Records contained in a dataset
=======
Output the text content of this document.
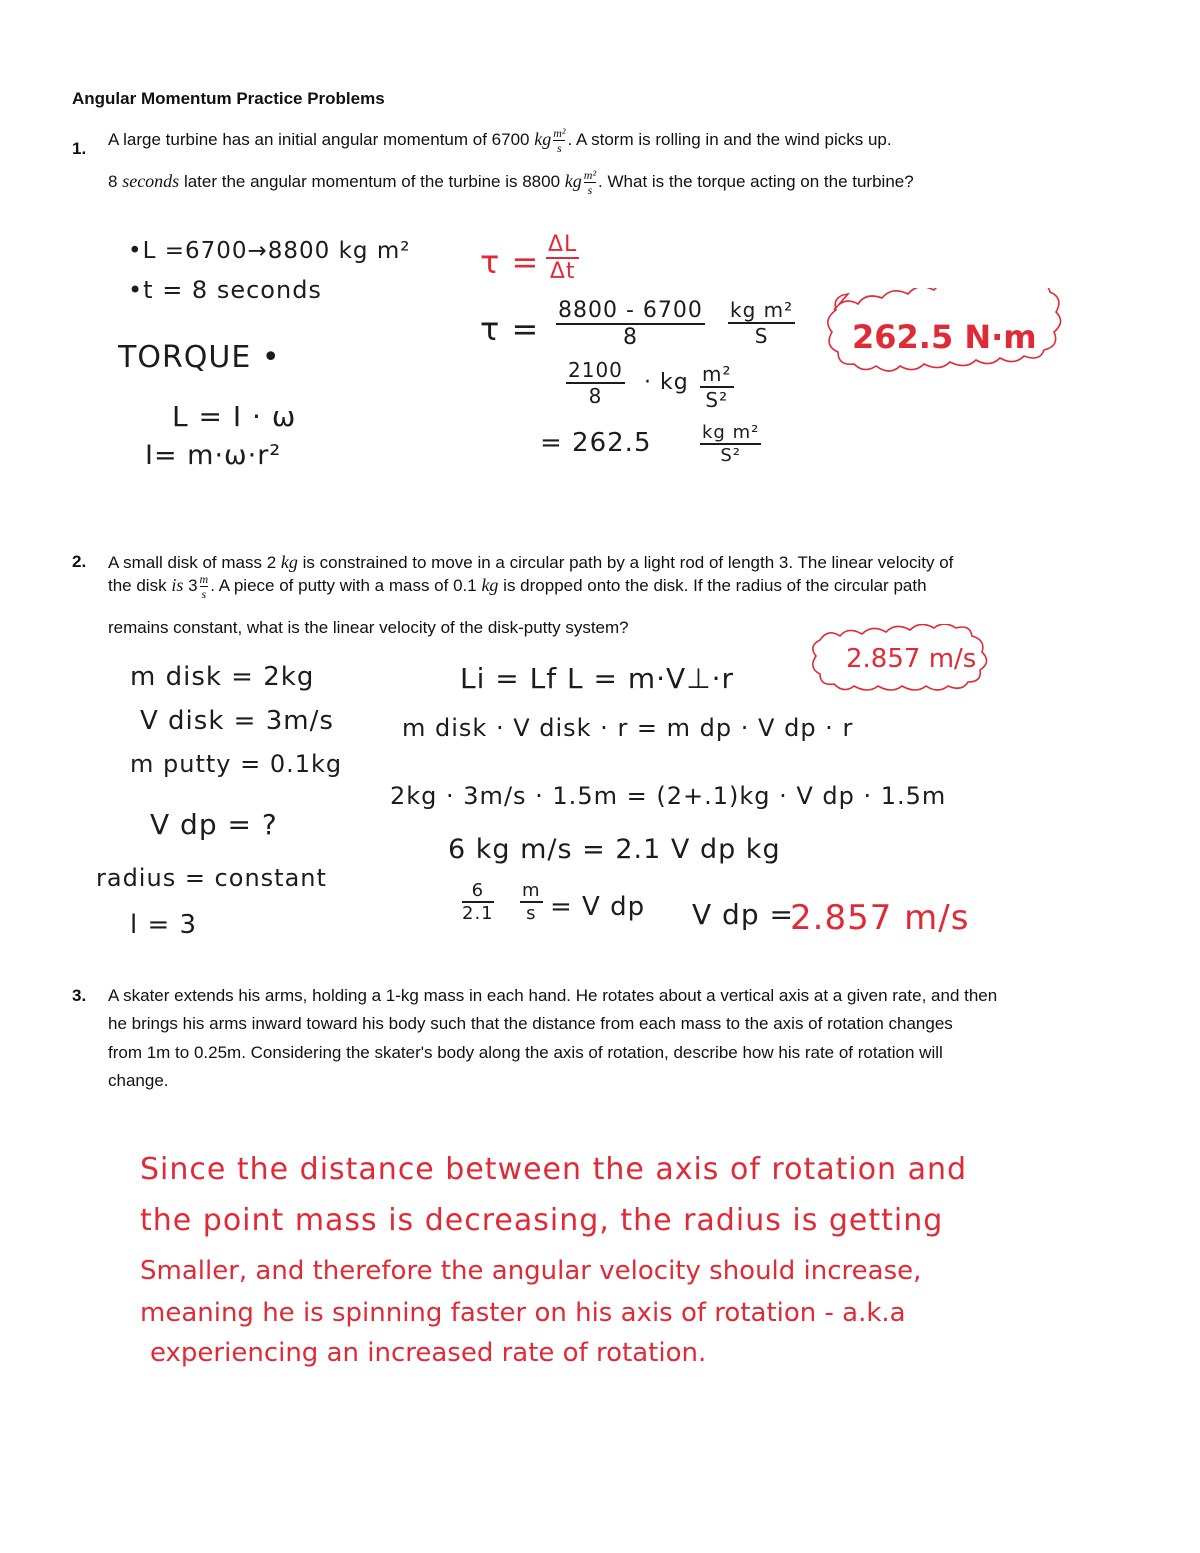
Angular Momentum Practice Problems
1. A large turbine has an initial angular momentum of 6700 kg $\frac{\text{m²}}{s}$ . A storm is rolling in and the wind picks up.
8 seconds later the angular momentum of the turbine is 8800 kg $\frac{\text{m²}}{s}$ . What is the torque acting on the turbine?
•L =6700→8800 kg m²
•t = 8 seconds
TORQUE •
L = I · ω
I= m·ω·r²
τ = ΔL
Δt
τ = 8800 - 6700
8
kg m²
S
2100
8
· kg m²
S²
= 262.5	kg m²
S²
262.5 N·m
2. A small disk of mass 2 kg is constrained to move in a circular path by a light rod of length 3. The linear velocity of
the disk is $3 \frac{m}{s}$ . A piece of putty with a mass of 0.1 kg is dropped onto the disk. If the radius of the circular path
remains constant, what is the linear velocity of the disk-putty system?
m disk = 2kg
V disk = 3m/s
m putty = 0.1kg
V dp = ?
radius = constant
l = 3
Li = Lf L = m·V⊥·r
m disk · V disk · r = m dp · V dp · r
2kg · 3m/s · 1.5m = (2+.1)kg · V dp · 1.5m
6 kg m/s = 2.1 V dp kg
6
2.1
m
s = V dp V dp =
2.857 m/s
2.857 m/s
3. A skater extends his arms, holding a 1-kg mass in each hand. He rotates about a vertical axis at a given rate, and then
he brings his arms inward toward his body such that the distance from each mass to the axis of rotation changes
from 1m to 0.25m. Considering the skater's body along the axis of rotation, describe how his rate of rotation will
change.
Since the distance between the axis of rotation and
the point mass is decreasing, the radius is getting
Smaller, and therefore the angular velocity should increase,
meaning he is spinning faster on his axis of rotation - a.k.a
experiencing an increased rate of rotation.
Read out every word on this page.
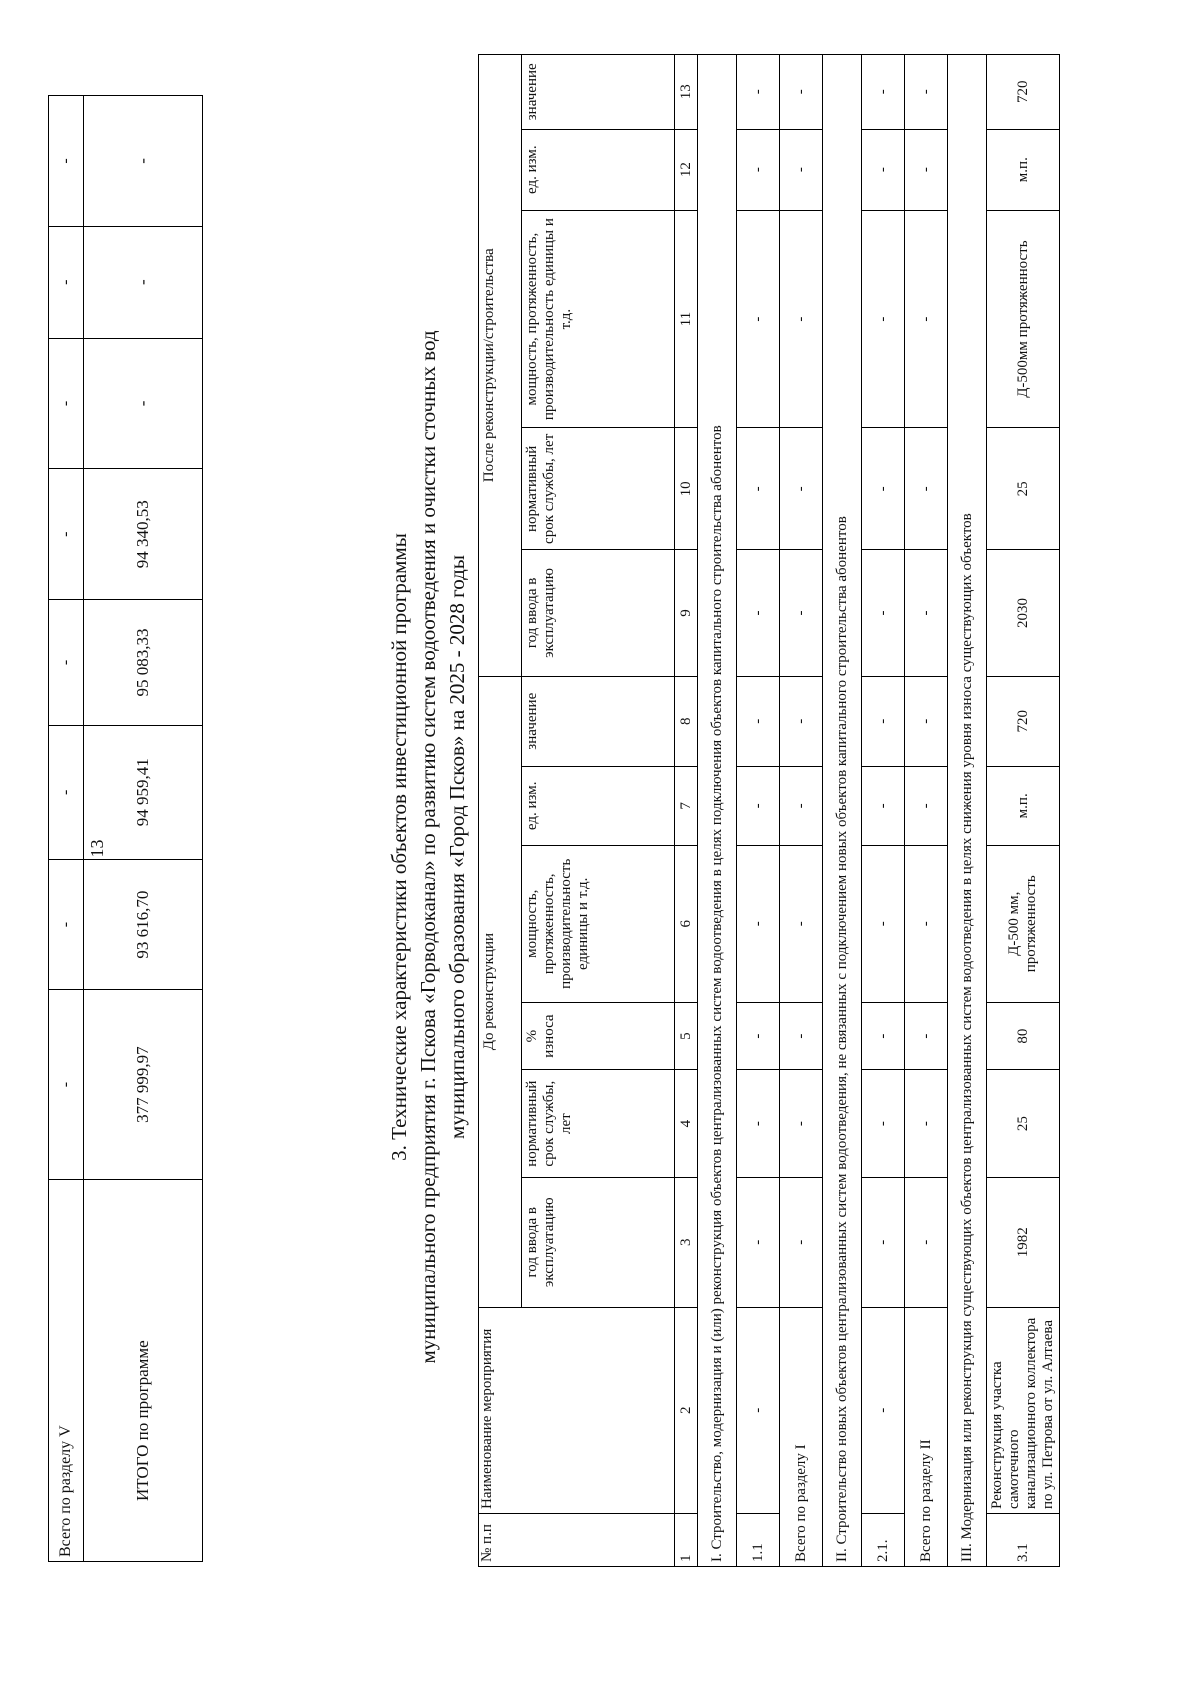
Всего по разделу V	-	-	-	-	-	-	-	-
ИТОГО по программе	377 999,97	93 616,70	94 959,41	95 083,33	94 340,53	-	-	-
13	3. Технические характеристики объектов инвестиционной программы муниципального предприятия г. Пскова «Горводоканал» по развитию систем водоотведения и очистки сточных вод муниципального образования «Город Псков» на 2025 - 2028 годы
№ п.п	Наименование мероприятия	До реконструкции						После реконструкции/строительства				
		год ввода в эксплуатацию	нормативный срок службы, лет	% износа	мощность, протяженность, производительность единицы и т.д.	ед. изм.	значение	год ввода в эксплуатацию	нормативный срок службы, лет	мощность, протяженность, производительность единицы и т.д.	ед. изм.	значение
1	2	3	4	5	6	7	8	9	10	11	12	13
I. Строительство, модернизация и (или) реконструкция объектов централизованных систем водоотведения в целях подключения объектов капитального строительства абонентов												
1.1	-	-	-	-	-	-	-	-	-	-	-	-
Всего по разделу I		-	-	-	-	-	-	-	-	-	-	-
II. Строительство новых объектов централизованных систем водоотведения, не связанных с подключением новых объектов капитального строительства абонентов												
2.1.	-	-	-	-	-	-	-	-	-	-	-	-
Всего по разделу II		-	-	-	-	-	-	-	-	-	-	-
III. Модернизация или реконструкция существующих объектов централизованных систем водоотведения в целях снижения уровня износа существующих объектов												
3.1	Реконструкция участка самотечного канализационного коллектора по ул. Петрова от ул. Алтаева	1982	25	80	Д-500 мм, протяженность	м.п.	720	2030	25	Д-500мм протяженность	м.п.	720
=======
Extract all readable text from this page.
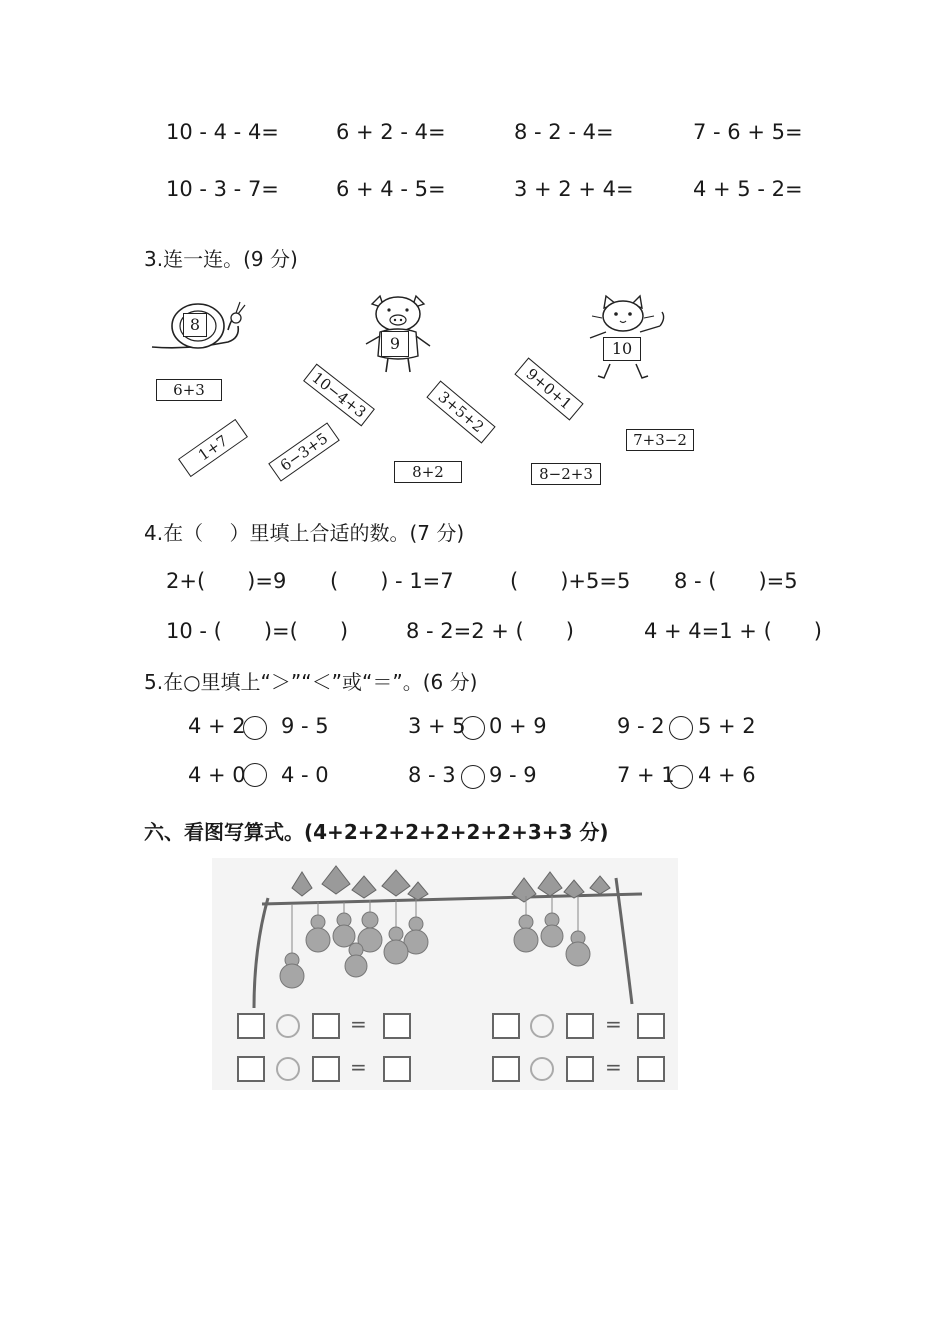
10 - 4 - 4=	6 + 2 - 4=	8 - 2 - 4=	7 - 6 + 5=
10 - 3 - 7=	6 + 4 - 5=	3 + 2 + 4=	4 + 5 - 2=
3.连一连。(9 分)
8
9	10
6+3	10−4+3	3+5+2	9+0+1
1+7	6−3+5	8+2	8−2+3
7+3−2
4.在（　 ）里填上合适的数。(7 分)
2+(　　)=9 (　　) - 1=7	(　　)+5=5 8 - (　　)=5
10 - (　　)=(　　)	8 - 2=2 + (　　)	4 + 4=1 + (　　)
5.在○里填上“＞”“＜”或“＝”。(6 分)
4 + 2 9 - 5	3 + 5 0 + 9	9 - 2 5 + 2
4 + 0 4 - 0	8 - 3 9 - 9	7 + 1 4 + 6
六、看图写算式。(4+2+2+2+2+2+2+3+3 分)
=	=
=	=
=======
## TASK DETAILS
Where a line above contains the word "turbine", copy that line.

## RESULT OF THIS TASK
1. A large turbine has an initial angular momentum of 6700 kg $\frac{\text{m²}}{s}$ . A storm is rolling in and the wind picks up.
8 seconds later the angular momentum of the turbine is 8800 kg $\frac{\text{m²}}{s}$ . What is the torque acting on the turbine?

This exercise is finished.